Provided material:
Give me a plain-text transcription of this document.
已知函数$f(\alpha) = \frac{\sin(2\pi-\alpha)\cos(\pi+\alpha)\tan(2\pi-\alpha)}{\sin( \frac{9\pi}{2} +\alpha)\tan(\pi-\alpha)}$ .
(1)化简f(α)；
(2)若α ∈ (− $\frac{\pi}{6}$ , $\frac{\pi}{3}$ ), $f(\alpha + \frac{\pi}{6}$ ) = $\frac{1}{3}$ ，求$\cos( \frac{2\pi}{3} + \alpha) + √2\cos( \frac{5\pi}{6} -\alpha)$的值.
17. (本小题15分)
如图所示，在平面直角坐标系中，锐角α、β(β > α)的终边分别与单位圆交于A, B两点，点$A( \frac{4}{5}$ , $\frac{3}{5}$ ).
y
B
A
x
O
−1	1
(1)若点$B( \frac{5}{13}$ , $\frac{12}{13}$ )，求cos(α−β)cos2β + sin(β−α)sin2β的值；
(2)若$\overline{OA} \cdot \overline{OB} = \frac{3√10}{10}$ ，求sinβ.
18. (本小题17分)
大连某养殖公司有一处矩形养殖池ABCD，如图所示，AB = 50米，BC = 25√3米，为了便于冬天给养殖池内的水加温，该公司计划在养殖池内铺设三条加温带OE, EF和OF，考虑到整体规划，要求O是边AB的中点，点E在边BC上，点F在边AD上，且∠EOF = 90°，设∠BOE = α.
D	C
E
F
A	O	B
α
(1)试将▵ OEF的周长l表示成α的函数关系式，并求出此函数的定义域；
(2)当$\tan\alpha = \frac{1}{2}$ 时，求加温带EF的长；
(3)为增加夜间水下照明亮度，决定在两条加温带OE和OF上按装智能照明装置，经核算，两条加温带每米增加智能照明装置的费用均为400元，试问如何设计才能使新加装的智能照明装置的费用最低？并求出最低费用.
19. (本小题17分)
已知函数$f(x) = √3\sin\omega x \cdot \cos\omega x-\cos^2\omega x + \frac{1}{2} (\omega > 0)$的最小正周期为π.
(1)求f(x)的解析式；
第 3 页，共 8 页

Work to be completed: Every line containing the string "alpha" must be listed.

Correct answer:
已知函数$f(\alpha) = \frac{\sin(2\pi-\alpha)\cos(\pi+\alpha)\tan(2\pi-\alpha)}{\sin( \frac{9\pi}{2} +\alpha)\tan(\pi-\alpha)}$ .
(2)若α ∈ (− $\frac{\pi}{6}$ , $\frac{\pi}{3}$ ), $f(\alpha + \frac{\pi}{6}$ ) = $\frac{1}{3}$ ，求$\cos( \frac{2\pi}{3} + \alpha) + √2\cos( \frac{5\pi}{6} -\alpha)$的值.
(2)当$\tan\alpha = \frac{1}{2}$ 时，求加温带EF的长；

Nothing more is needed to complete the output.